Records from a collection of figures
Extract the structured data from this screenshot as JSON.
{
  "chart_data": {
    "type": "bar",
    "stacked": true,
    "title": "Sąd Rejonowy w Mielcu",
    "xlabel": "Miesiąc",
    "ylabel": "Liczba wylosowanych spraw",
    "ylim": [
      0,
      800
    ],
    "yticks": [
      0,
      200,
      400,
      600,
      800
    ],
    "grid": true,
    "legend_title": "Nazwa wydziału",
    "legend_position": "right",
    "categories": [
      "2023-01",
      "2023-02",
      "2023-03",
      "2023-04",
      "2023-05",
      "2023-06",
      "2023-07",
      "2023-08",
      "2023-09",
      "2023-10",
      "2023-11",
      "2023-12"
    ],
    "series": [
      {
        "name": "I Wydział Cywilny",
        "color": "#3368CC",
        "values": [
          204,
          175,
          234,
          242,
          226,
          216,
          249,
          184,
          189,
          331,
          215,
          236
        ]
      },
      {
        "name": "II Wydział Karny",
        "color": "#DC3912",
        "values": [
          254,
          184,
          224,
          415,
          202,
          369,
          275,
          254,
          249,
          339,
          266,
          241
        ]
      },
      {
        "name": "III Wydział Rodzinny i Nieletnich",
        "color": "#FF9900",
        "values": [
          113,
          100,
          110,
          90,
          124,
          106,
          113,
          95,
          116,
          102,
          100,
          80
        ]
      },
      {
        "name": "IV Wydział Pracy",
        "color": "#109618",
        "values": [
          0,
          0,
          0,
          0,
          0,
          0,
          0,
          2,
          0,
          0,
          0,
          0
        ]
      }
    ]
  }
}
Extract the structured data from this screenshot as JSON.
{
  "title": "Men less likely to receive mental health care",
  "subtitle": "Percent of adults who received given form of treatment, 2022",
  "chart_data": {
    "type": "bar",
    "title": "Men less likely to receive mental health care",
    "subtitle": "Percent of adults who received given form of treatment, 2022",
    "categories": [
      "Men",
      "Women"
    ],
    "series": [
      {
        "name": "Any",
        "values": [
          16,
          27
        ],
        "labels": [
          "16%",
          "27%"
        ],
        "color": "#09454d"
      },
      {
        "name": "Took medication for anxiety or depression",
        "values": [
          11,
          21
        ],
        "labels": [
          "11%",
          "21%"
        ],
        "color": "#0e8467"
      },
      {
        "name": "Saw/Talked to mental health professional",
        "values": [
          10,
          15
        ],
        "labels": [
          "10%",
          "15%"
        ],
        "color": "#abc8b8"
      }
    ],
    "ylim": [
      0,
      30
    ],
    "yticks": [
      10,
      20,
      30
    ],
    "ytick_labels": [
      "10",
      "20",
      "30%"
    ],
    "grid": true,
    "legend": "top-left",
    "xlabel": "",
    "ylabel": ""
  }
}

Aim of the task – Return the whole listing exactly, with every line included.

Output below –
Extract the structured data from this screenshot as JSON.
{
  "chart_data": {
    "type": "bar",
    "stacked": true,
    "title": "Sąd Rejonowy w Mielcu",
    "xlabel": "Miesiąc",
    "ylabel": "Liczba wylosowanych spraw",
    "ylim": [
      0,
      800
    ],
    "yticks": [
      0,
      200,
      400,
      600,
      800
    ],
    "grid": true,
    "legend_title": "Nazwa wydziału",
    "legend_position": "right",
    "categories": [
      "2023-01",
      "2023-02",
      "2023-03",
      "2023-04",
      "2023-05",
      "2023-06",
      "2023-07",
      "2023-08",
      "2023-09",
      "2023-10",
      "2023-11",
      "2023-12"
    ],
    "series": [
      {
        "name": "I Wydział Cywilny",
        "color": "#3368CC",
        "values": [
          204,
          175,
          234,
          242,
          226,
          216,
          249,
          184,
          189,
          331,
          215,
          236
        ]
      },
      {
        "name": "II Wydział Karny",
        "color": "#DC3912",
        "values": [
          254,
          184,
          224,
          415,
          202,
          369,
          275,
          254,
          249,
          339,
          266,
          241
        ]
      },
      {
        "name": "III Wydział Rodzinny i Nieletnich",
        "color": "#FF9900",
        "values": [
          113,
          100,
          110,
          90,
          124,
          106,
          113,
          95,
          116,
          102,
          100,
          80
        ]
      },
      {
        "name": "IV Wydział Pracy",
        "color": "#109618",
        "values": [
          0,
          0,
          0,
          0,
          0,
          0,
          0,
          2,
          0,
          0,
          0,
          0
        ]
      }
    ]
  }
}
Extract the structured data from this screenshot as JSON.
{
  "title": "Men less likely to receive mental health care",
  "subtitle": "Percent of adults who received given form of treatment, 2022",
  "chart_data": {
    "type": "bar",
    "title": "Men less likely to receive mental health care",
    "subtitle": "Percent of adults who received given form of treatment, 2022",
    "categories": [
      "Men",
      "Women"
    ],
    "series": [
      {
        "name": "Any",
        "values": [
          16,
          27
        ],
        "labels": [
          "16%",
          "27%"
        ],
        "color": "#09454d"
      },
      {
        "name": "Took medication for anxiety or depression",
        "values": [
          11,
          21
        ],
        "labels": [
          "11%",
          "21%"
        ],
        "color": "#0e8467"
      },
      {
        "name": "Saw/Talked to mental health professional",
        "values": [
          10,
          15
        ],
        "labels": [
          "10%",
          "15%"
        ],
        "color": "#abc8b8"
      }
    ],
    "ylim": [
      0,
      30
    ],
    "yticks": [
      10,
      20,
      30
    ],
    "ytick_labels": [
      "10",
      "20",
      "30%"
    ],
    "grid": true,
    "legend": "top-left",
    "xlabel": "",
    "ylabel": ""
  }
}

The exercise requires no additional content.